(Items from a dataset)
--

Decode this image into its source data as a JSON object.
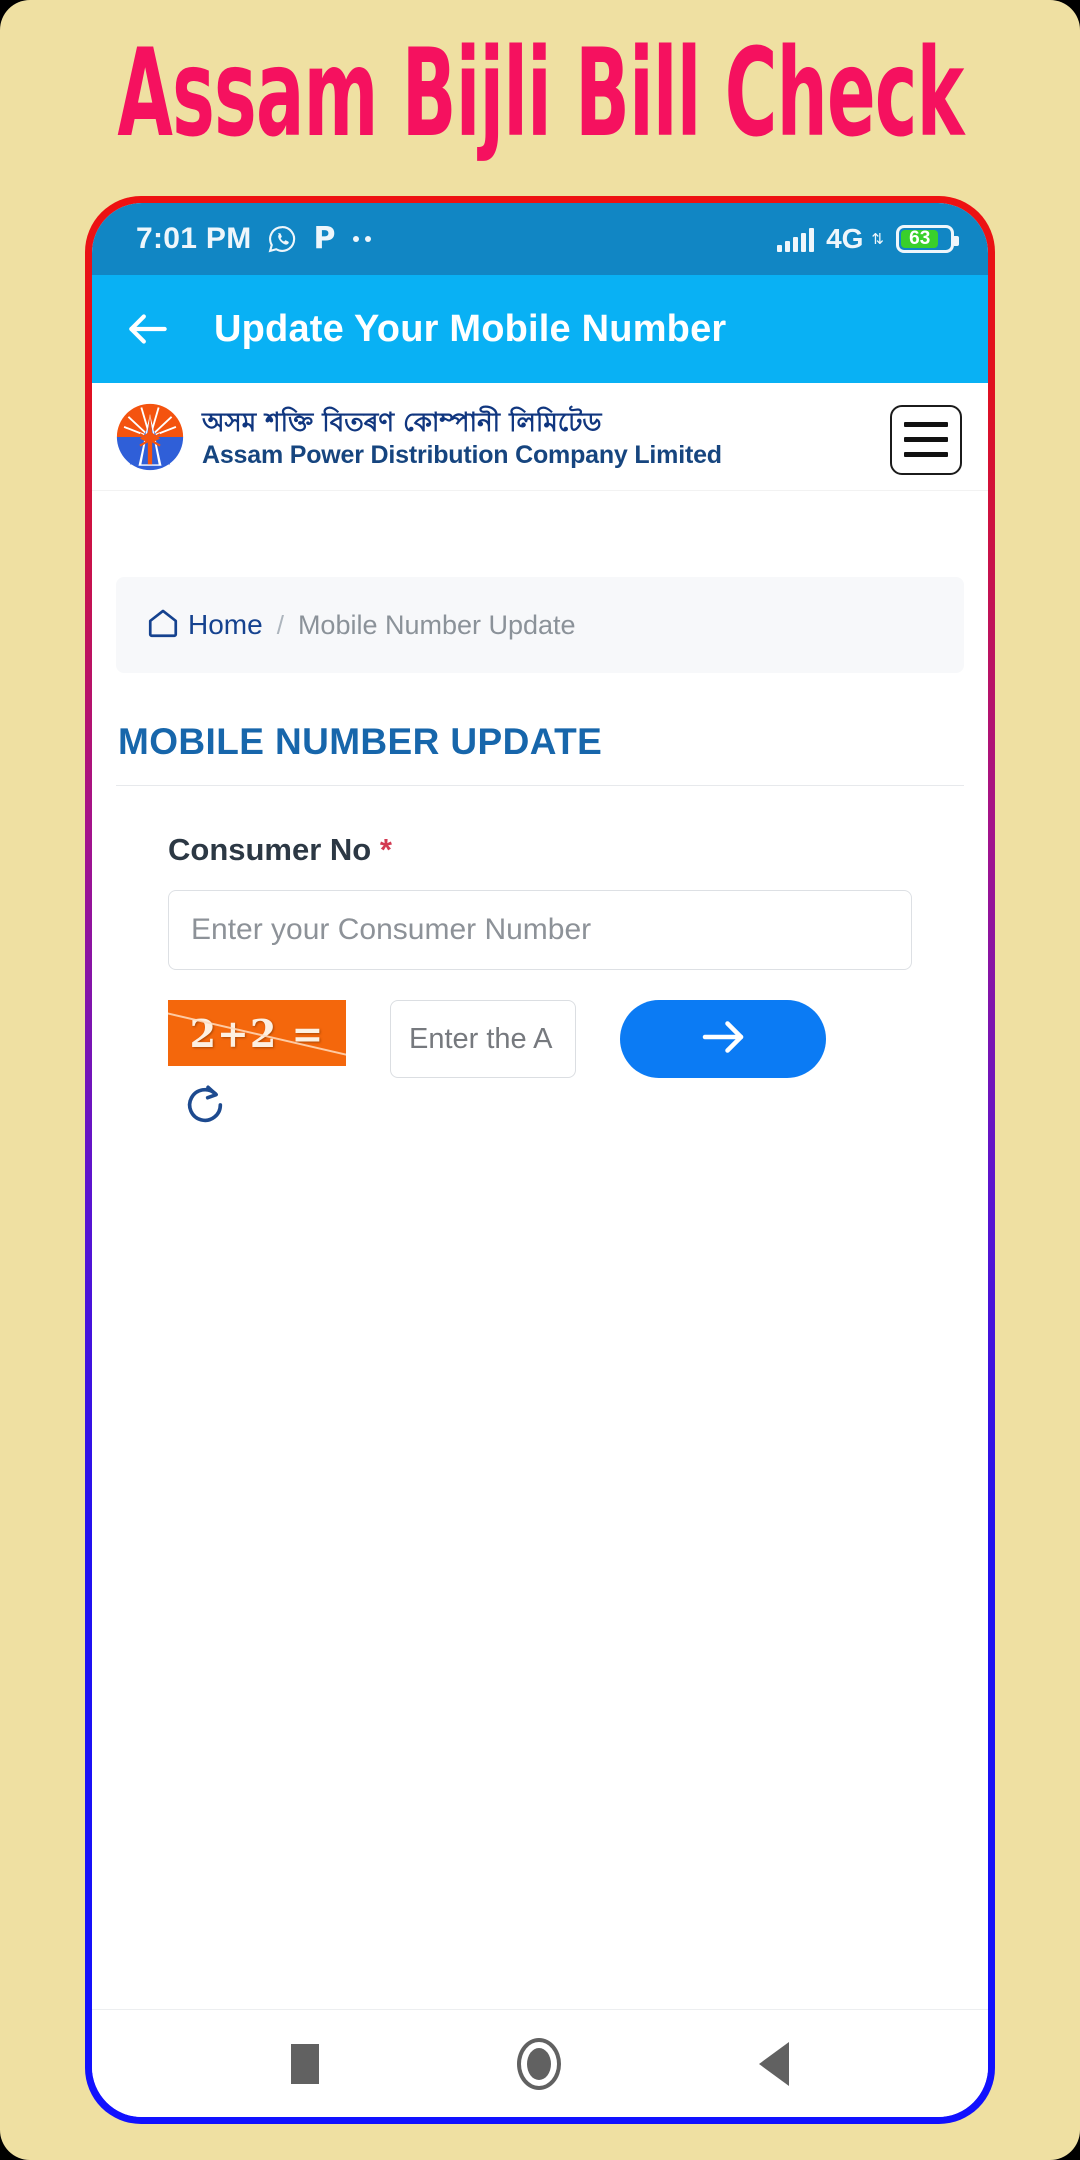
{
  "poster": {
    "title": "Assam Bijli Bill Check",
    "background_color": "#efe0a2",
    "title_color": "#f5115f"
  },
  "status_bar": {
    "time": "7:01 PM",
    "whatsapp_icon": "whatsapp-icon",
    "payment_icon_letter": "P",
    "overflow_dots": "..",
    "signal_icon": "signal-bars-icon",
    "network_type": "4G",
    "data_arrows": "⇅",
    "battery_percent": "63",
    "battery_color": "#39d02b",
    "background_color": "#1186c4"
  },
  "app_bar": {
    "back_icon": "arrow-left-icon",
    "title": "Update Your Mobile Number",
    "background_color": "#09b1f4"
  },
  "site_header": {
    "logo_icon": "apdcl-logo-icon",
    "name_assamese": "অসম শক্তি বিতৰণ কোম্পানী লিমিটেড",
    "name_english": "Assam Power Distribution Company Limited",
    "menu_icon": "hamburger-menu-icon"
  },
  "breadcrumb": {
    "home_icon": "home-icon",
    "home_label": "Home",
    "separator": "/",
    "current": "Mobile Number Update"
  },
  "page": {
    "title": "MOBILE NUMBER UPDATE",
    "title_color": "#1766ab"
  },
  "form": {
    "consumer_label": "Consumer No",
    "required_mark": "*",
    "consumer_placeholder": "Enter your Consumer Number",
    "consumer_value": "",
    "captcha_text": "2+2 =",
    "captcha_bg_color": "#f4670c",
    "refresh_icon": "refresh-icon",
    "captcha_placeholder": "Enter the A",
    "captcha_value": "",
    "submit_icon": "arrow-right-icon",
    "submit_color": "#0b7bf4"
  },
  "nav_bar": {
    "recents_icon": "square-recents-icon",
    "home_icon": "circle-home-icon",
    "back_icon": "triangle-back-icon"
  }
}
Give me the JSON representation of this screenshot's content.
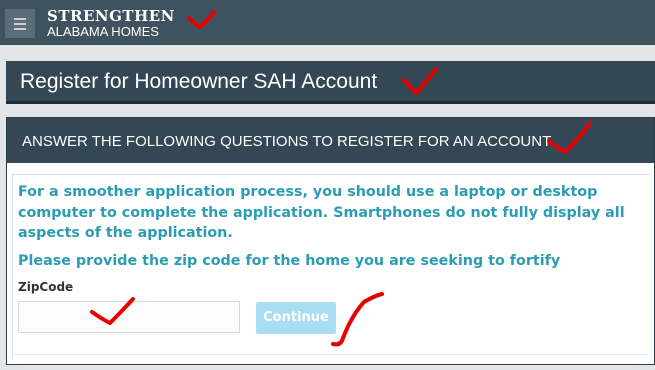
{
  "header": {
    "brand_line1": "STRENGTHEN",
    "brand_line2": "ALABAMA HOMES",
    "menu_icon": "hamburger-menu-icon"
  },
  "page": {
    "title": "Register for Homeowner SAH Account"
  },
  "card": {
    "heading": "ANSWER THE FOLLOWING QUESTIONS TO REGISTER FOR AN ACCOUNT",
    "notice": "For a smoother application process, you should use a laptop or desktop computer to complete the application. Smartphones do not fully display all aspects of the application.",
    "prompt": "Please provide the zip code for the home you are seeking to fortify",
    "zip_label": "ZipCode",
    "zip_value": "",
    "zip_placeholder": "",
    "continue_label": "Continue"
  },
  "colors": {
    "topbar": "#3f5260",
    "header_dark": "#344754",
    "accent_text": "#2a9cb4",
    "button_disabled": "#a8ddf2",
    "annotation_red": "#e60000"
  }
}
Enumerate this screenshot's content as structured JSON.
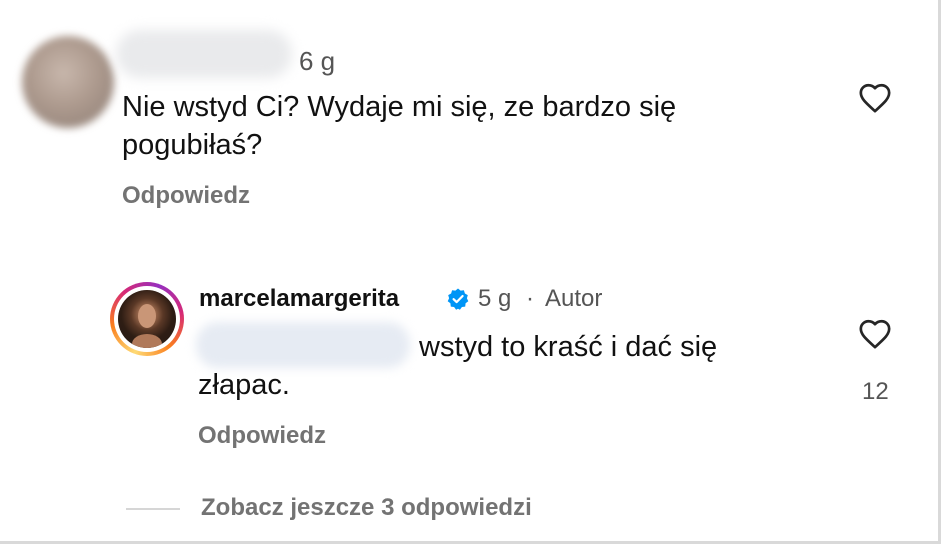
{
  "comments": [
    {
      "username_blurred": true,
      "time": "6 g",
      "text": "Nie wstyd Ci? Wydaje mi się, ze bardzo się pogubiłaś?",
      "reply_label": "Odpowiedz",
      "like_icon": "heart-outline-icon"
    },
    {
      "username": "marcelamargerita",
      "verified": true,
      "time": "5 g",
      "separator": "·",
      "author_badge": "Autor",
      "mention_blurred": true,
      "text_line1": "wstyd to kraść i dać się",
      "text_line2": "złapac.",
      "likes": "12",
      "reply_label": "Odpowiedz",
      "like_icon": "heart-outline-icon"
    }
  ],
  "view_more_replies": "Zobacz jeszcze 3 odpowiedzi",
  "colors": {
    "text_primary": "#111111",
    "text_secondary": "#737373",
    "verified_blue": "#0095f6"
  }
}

--

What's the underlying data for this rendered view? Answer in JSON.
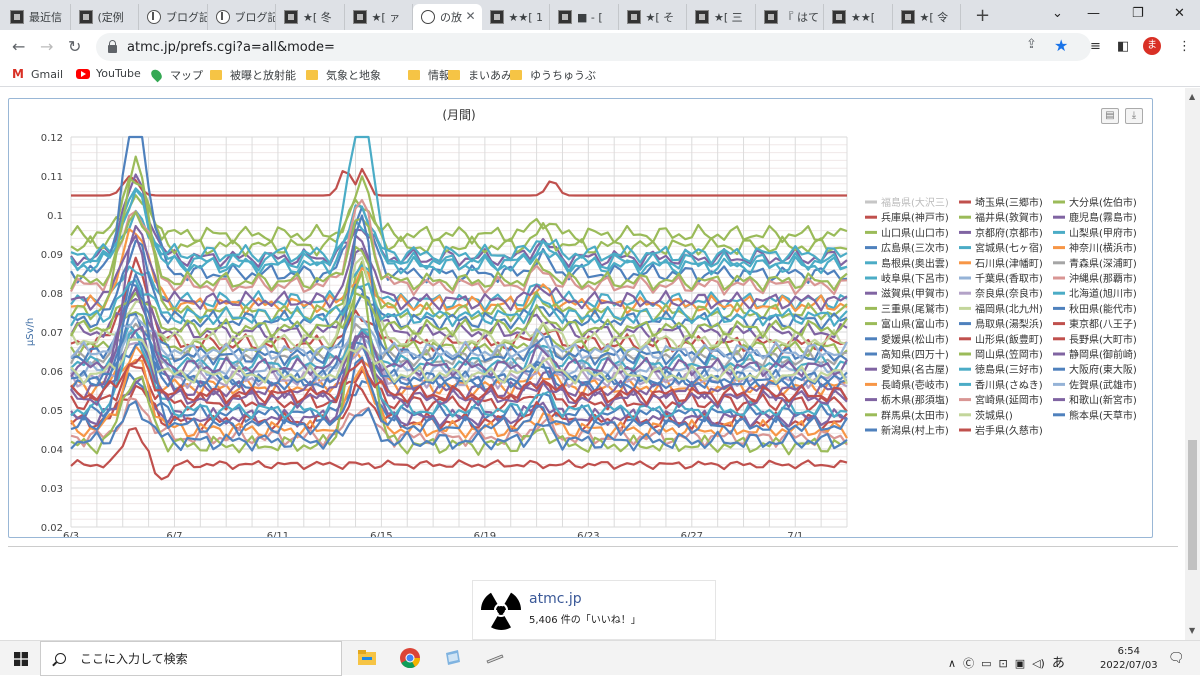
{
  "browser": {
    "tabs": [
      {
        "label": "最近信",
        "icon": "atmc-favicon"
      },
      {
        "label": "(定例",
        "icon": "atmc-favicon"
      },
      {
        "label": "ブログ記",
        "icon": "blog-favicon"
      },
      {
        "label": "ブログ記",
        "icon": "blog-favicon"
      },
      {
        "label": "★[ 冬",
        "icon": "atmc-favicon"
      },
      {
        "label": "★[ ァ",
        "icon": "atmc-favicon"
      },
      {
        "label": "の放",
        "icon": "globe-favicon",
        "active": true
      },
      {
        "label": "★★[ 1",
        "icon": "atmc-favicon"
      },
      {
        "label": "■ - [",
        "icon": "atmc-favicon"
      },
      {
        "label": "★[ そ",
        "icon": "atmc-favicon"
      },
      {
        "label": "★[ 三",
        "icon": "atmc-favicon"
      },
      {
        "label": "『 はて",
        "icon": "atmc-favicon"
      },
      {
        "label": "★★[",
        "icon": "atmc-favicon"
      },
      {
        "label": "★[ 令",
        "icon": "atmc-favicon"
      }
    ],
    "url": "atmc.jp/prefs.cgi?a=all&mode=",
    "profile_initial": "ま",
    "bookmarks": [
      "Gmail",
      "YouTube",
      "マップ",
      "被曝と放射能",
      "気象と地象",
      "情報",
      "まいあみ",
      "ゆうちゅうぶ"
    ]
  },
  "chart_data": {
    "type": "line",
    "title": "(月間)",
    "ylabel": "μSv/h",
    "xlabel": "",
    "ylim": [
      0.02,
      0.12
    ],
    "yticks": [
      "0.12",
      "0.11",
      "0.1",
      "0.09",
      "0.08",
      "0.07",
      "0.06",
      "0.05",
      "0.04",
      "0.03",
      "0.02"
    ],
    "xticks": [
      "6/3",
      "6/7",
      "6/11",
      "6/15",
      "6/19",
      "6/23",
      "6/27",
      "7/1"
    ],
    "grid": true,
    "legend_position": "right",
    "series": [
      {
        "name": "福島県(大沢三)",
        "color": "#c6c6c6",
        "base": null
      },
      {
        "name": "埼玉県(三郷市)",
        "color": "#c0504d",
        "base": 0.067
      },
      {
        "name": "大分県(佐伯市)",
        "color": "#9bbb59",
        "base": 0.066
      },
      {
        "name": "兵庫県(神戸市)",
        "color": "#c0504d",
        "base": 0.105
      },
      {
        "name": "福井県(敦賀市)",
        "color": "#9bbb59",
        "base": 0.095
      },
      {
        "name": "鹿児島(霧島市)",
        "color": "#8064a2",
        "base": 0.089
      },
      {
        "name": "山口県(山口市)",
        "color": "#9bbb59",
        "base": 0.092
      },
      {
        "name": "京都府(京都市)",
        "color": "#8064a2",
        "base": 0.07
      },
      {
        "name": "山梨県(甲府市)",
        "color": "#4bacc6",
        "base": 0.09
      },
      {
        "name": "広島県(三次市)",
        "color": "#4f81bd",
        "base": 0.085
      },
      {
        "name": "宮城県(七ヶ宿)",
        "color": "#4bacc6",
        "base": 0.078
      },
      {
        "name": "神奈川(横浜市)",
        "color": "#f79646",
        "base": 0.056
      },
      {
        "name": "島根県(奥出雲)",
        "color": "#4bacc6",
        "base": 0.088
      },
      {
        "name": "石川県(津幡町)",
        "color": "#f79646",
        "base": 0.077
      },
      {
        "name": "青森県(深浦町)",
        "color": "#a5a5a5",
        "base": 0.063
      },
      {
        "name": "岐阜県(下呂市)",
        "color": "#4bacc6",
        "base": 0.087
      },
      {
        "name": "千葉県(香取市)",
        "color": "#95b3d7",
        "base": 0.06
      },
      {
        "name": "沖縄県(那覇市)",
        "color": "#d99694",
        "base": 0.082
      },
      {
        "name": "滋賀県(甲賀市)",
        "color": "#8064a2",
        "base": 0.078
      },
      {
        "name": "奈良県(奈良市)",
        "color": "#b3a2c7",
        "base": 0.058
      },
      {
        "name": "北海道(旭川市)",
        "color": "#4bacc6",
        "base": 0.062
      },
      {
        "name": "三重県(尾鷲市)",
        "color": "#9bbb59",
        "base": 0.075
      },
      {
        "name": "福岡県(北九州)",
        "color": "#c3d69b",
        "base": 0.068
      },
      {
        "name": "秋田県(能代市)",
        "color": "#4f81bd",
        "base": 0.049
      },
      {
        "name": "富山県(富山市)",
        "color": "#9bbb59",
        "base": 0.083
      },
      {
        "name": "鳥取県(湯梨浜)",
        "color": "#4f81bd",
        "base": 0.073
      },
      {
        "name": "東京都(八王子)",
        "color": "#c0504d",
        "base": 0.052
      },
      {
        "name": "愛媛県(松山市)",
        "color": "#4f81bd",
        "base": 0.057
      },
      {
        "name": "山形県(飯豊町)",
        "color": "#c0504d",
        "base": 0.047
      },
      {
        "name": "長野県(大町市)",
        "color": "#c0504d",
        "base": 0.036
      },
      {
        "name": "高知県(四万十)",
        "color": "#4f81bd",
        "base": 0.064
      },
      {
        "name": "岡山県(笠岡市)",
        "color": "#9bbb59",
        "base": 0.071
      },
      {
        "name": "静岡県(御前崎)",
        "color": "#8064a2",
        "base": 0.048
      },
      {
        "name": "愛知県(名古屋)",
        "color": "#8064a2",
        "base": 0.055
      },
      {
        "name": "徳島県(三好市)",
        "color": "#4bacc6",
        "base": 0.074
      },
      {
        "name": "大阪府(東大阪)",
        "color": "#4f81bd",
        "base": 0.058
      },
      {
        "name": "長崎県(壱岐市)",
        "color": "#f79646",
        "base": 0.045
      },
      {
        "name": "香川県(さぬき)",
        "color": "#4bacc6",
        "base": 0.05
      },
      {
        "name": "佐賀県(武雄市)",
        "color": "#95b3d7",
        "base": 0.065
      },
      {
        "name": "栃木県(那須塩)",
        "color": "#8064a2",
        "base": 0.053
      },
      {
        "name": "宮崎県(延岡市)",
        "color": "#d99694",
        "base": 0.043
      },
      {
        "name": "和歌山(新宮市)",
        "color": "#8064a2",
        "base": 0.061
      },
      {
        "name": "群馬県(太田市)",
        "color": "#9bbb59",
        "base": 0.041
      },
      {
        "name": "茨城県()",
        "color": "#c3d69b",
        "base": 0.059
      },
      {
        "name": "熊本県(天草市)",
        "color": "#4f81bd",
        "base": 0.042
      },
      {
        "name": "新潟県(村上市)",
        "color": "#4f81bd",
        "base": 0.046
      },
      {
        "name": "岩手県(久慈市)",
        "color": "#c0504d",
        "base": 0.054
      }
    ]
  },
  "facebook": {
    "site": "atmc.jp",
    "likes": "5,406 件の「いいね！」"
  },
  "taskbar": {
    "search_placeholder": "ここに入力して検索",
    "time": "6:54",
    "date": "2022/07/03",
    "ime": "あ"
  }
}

--

> [Problem requirements]: Return every line of the preceding records in which the word "this" appears.

> [Exercise result]:
Decode this image into its source data as a JSON object.
Give me the JSON representation of this screenshot's content.
Enumerate this screenshot's content as structured JSON.
What's the underlying data for this rendered view? Answer in JSON.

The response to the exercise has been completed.